#### [PROVIDED RECORDS]
******
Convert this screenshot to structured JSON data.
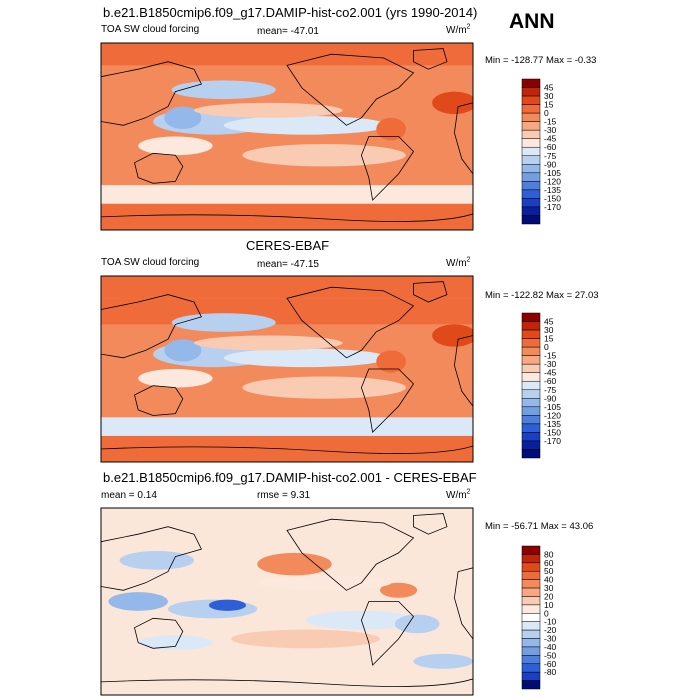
{
  "season": "ANN",
  "panels": [
    {
      "title": "b.e21.B1850cmip6.f09_g17.DAMIP-hist-co2.001 (yrs 1990-2014)",
      "left_label": "TOA SW cloud forcing",
      "center_label": "mean= -47.01",
      "units": "W/m",
      "units_sup": "2",
      "minmax": "Min = -128.77 Max = -0.33"
    },
    {
      "title": "CERES-EBAF",
      "left_label": "TOA SW cloud forcing",
      "center_label": "mean= -47.15",
      "units": "W/m",
      "units_sup": "2",
      "minmax": "Min = -122.82 Max = 27.03"
    },
    {
      "title": "b.e21.B1850cmip6.f09_g17.DAMIP-hist-co2.001 - CERES-EBAF",
      "left_label": "mean = 0.14",
      "center_label": "rmse = 9.31",
      "units": "W/m",
      "units_sup": "2",
      "minmax": "Min = -56.71 Max = 43.06"
    }
  ],
  "colors": {
    "field_levels": [
      "#8b0000",
      "#c0250a",
      "#e0491a",
      "#ef6c3a",
      "#f38a5c",
      "#f7a883",
      "#facbb3",
      "#fce8dc",
      "#dbe8f7",
      "#b7d0f0",
      "#95b8ea",
      "#739fe2",
      "#4f7fdc",
      "#2e5fd6",
      "#1b3fc4",
      "#0a1f9e",
      "#000c77"
    ],
    "diff_levels": [
      "#8b0000",
      "#c0250a",
      "#e0491a",
      "#ef6c3a",
      "#f38a5c",
      "#f7a883",
      "#facbb3",
      "#fce8dc",
      "#ffffff",
      "#dbe8f7",
      "#b7d0f0",
      "#95b8ea",
      "#739fe2",
      "#4f7fdc",
      "#2e5fd6",
      "#1b3fc4",
      "#000c77"
    ]
  },
  "chart_data": [
    {
      "type": "heatmap",
      "title": "b.e21.B1850cmip6.f09_g17.DAMIP-hist-co2.001 (yrs 1990-2014)",
      "variable": "TOA SW cloud forcing",
      "units": "W/m2",
      "mean": -47.01,
      "min": -128.77,
      "max": -0.33,
      "colorbar_levels": [
        45,
        30,
        15,
        0,
        -15,
        -30,
        -45,
        -60,
        -75,
        -90,
        -105,
        -120,
        -135,
        -150,
        -170
      ],
      "colorbar_labels": [
        "45",
        "30",
        "15",
        "0",
        "-15",
        "-30",
        "-45",
        "-60",
        "-75",
        "-90",
        "-105",
        "-120",
        "-135",
        "-150",
        "-170"
      ],
      "projection": "cylindrical equidistant, centered on the Pacific"
    },
    {
      "type": "heatmap",
      "title": "CERES-EBAF",
      "variable": "TOA SW cloud forcing",
      "units": "W/m2",
      "mean": -47.15,
      "min": -122.82,
      "max": 27.03,
      "colorbar_levels": [
        45,
        30,
        15,
        0,
        -15,
        -30,
        -45,
        -60,
        -75,
        -90,
        -105,
        -120,
        -135,
        -150,
        -170
      ],
      "colorbar_labels": [
        "45",
        "30",
        "15",
        "0",
        "-15",
        "-30",
        "-45",
        "-60",
        "-75",
        "-90",
        "-105",
        "-120",
        "-135",
        "-150",
        "-170"
      ],
      "projection": "cylindrical equidistant, centered on the Pacific"
    },
    {
      "type": "heatmap",
      "title": "b.e21.B1850cmip6.f09_g17.DAMIP-hist-co2.001 - CERES-EBAF",
      "units": "W/m2",
      "mean": 0.14,
      "rmse": 9.31,
      "min": -56.71,
      "max": 43.06,
      "colorbar_levels": [
        80,
        60,
        50,
        40,
        30,
        20,
        10,
        0,
        -10,
        -20,
        -30,
        -40,
        -50,
        -60,
        -80
      ],
      "colorbar_labels": [
        "80",
        "60",
        "50",
        "40",
        "30",
        "20",
        "10",
        "0",
        "-10",
        "-20",
        "-30",
        "-40",
        "-50",
        "-60",
        "-80"
      ],
      "projection": "cylindrical equidistant, centered on the Pacific"
    }
  ]
}
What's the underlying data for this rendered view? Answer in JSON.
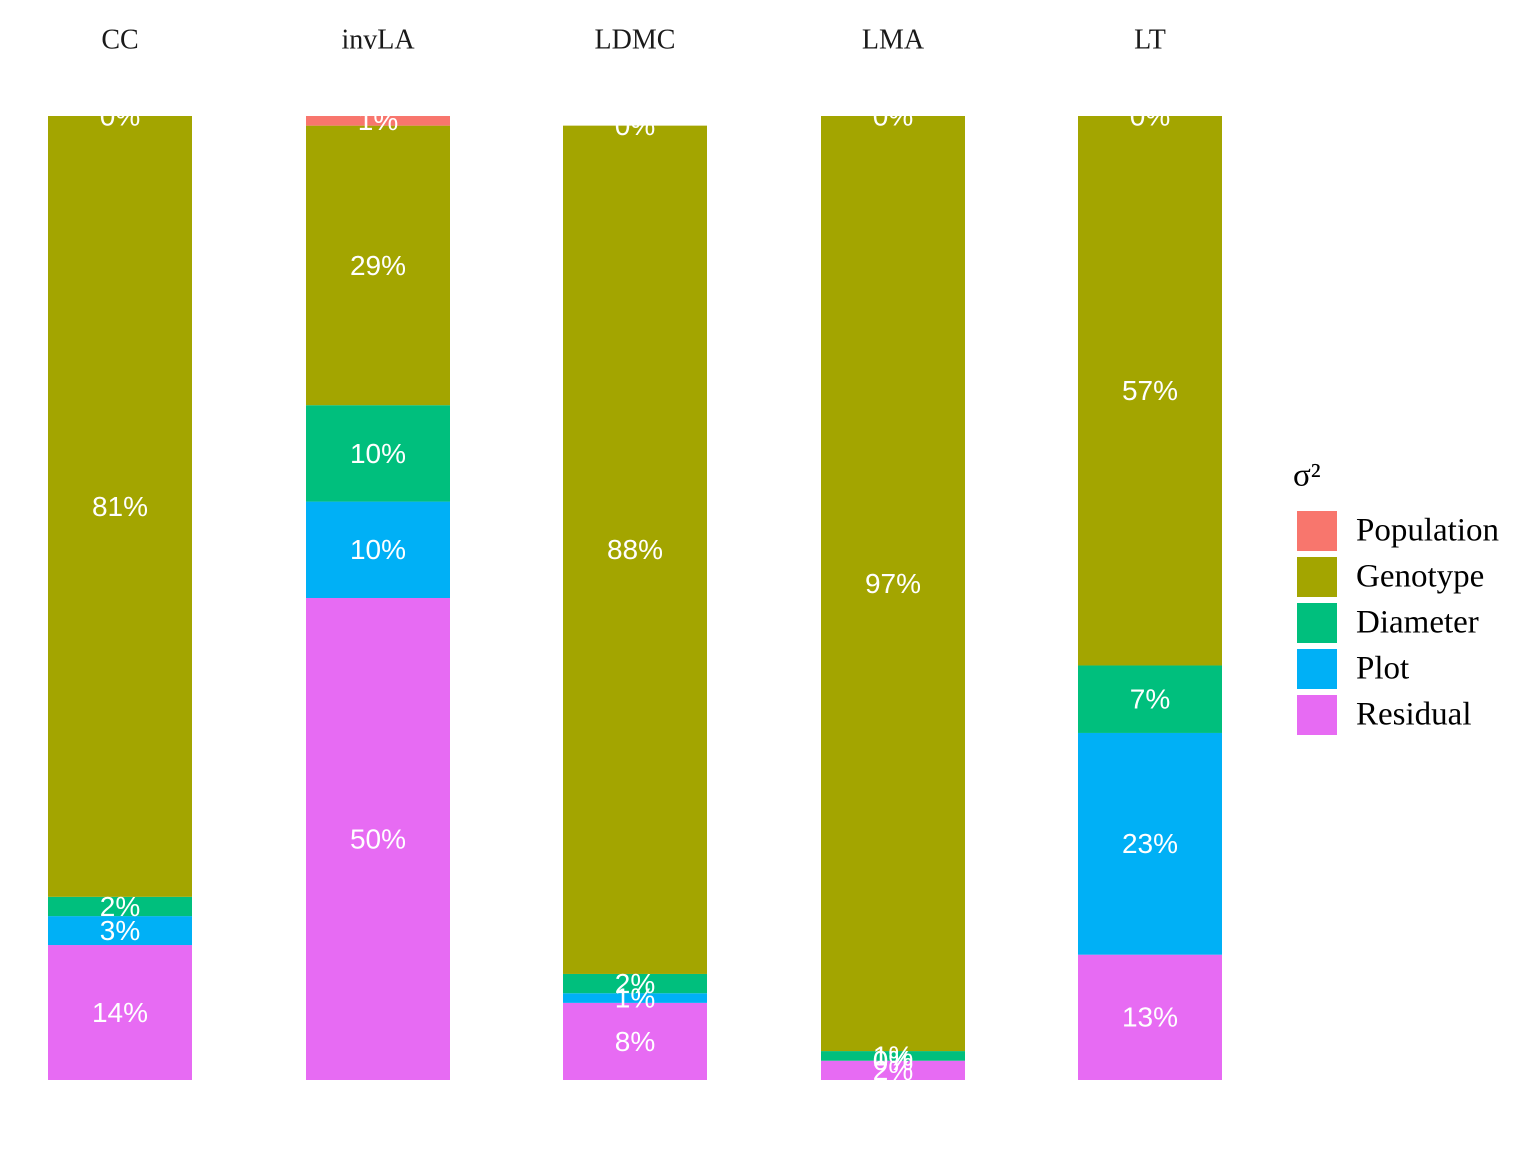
{
  "chart_data": {
    "type": "stacked_bar",
    "legend_title": "σ²",
    "categories": [
      "CC",
      "invLA",
      "LDMC",
      "LMA",
      "LT"
    ],
    "ylim": [
      0,
      100
    ],
    "legend_position": "right",
    "series": [
      {
        "name": "Population",
        "color": "#F8766D",
        "values": [
          0,
          1,
          0,
          0,
          0
        ],
        "value_labels": [
          "0%",
          "1%",
          "0%",
          "0%",
          "0%"
        ]
      },
      {
        "name": "Genotype",
        "color": "#A3A500",
        "values": [
          81,
          29,
          88,
          97,
          57
        ],
        "value_labels": [
          "81%",
          "29%",
          "88%",
          "97%",
          "57%"
        ]
      },
      {
        "name": "Diameter",
        "color": "#00BF7D",
        "values": [
          2,
          10,
          2,
          1,
          7
        ],
        "value_labels": [
          "2%",
          "10%",
          "2%",
          "1%",
          "7%"
        ]
      },
      {
        "name": "Plot",
        "color": "#00B0F6",
        "values": [
          3,
          10,
          1,
          0,
          23
        ],
        "value_labels": [
          "3%",
          "10%",
          "1%",
          "0%",
          "23%"
        ]
      },
      {
        "name": "Residual",
        "color": "#E76BF3",
        "values": [
          14,
          50,
          8,
          2,
          13
        ],
        "value_labels": [
          "14%",
          "50%",
          "8%",
          "2%",
          "13%"
        ]
      }
    ]
  }
}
******
#### [TASK OBJECTIVE]
Copy out the records above in full, exactly as written, but not the pictures.

#### [EXERCISE ANSWER]
Convert this screenshot to structured JSON data.
{
  "season": "ANN",
  "panels": [
    {
      "title": "b.e21.B1850cmip6.f09_g17.DAMIP-hist-co2.001 (yrs 1990-2014)",
      "left_label": "TOA SW cloud forcing",
      "center_label": "mean= -47.01",
      "units": "W/m",
      "units_sup": "2",
      "minmax": "Min = -128.77 Max = -0.33"
    },
    {
      "title": "CERES-EBAF",
      "left_label": "TOA SW cloud forcing",
      "center_label": "mean= -47.15",
      "units": "W/m",
      "units_sup": "2",
      "minmax": "Min = -122.82 Max = 27.03"
    },
    {
      "title": "b.e21.B1850cmip6.f09_g17.DAMIP-hist-co2.001 - CERES-EBAF",
      "left_label": "mean = 0.14",
      "center_label": "rmse = 9.31",
      "units": "W/m",
      "units_sup": "2",
      "minmax": "Min = -56.71 Max = 43.06"
    }
  ],
  "colors": {
    "field_levels": [
      "#8b0000",
      "#c0250a",
      "#e0491a",
      "#ef6c3a",
      "#f38a5c",
      "#f7a883",
      "#facbb3",
      "#fce8dc",
      "#dbe8f7",
      "#b7d0f0",
      "#95b8ea",
      "#739fe2",
      "#4f7fdc",
      "#2e5fd6",
      "#1b3fc4",
      "#0a1f9e",
      "#000c77"
    ],
    "diff_levels": [
      "#8b0000",
      "#c0250a",
      "#e0491a",
      "#ef6c3a",
      "#f38a5c",
      "#f7a883",
      "#facbb3",
      "#fce8dc",
      "#ffffff",
      "#dbe8f7",
      "#b7d0f0",
      "#95b8ea",
      "#739fe2",
      "#4f7fdc",
      "#2e5fd6",
      "#1b3fc4",
      "#000c77"
    ]
  },
  "chart_data": [
    {
      "type": "heatmap",
      "title": "b.e21.B1850cmip6.f09_g17.DAMIP-hist-co2.001 (yrs 1990-2014)",
      "variable": "TOA SW cloud forcing",
      "units": "W/m2",
      "mean": -47.01,
      "min": -128.77,
      "max": -0.33,
      "colorbar_levels": [
        45,
        30,
        15,
        0,
        -15,
        -30,
        -45,
        -60,
        -75,
        -90,
        -105,
        -120,
        -135,
        -150,
        -170
      ],
      "colorbar_labels": [
        "45",
        "30",
        "15",
        "0",
        "-15",
        "-30",
        "-45",
        "-60",
        "-75",
        "-90",
        "-105",
        "-120",
        "-135",
        "-150",
        "-170"
      ],
      "projection": "cylindrical equidistant, centered on the Pacific"
    },
    {
      "type": "heatmap",
      "title": "CERES-EBAF",
      "variable": "TOA SW cloud forcing",
      "units": "W/m2",
      "mean": -47.15,
      "min": -122.82,
      "max": 27.03,
      "colorbar_levels": [
        45,
        30,
        15,
        0,
        -15,
        -30,
        -45,
        -60,
        -75,
        -90,
        -105,
        -120,
        -135,
        -150,
        -170
      ],
      "colorbar_labels": [
        "45",
        "30",
        "15",
        "0",
        "-15",
        "-30",
        "-45",
        "-60",
        "-75",
        "-90",
        "-105",
        "-120",
        "-135",
        "-150",
        "-170"
      ],
      "projection": "cylindrical equidistant, centered on the Pacific"
    },
    {
      "type": "heatmap",
      "title": "b.e21.B1850cmip6.f09_g17.DAMIP-hist-co2.001 - CERES-EBAF",
      "units": "W/m2",
      "mean": 0.14,
      "rmse": 9.31,
      "min": -56.71,
      "max": 43.06,
      "colorbar_levels": [
        80,
        60,
        50,
        40,
        30,
        20,
        10,
        0,
        -10,
        -20,
        -30,
        -40,
        -50,
        -60,
        -80
      ],
      "colorbar_labels": [
        "80",
        "60",
        "50",
        "40",
        "30",
        "20",
        "10",
        "0",
        "-10",
        "-20",
        "-30",
        "-40",
        "-50",
        "-60",
        "-80"
      ],
      "projection": "cylindrical equidistant, centered on the Pacific"
    }
  ]
}
What's the underlying data for this rendered view? Answer in JSON.
{
  "chart_data": {
    "type": "stacked_bar",
    "legend_title": "σ²",
    "categories": [
      "CC",
      "invLA",
      "LDMC",
      "LMA",
      "LT"
    ],
    "ylim": [
      0,
      100
    ],
    "legend_position": "right",
    "series": [
      {
        "name": "Population",
        "color": "#F8766D",
        "values": [
          0,
          1,
          0,
          0,
          0
        ],
        "value_labels": [
          "0%",
          "1%",
          "0%",
          "0%",
          "0%"
        ]
      },
      {
        "name": "Genotype",
        "color": "#A3A500",
        "values": [
          81,
          29,
          88,
          97,
          57
        ],
        "value_labels": [
          "81%",
          "29%",
          "88%",
          "97%",
          "57%"
        ]
      },
      {
        "name": "Diameter",
        "color": "#00BF7D",
        "values": [
          2,
          10,
          2,
          1,
          7
        ],
        "value_labels": [
          "2%",
          "10%",
          "2%",
          "1%",
          "7%"
        ]
      },
      {
        "name": "Plot",
        "color": "#00B0F6",
        "values": [
          3,
          10,
          1,
          0,
          23
        ],
        "value_labels": [
          "3%",
          "10%",
          "1%",
          "0%",
          "23%"
        ]
      },
      {
        "name": "Residual",
        "color": "#E76BF3",
        "values": [
          14,
          50,
          8,
          2,
          13
        ],
        "value_labels": [
          "14%",
          "50%",
          "8%",
          "2%",
          "13%"
        ]
      }
    ]
  }
}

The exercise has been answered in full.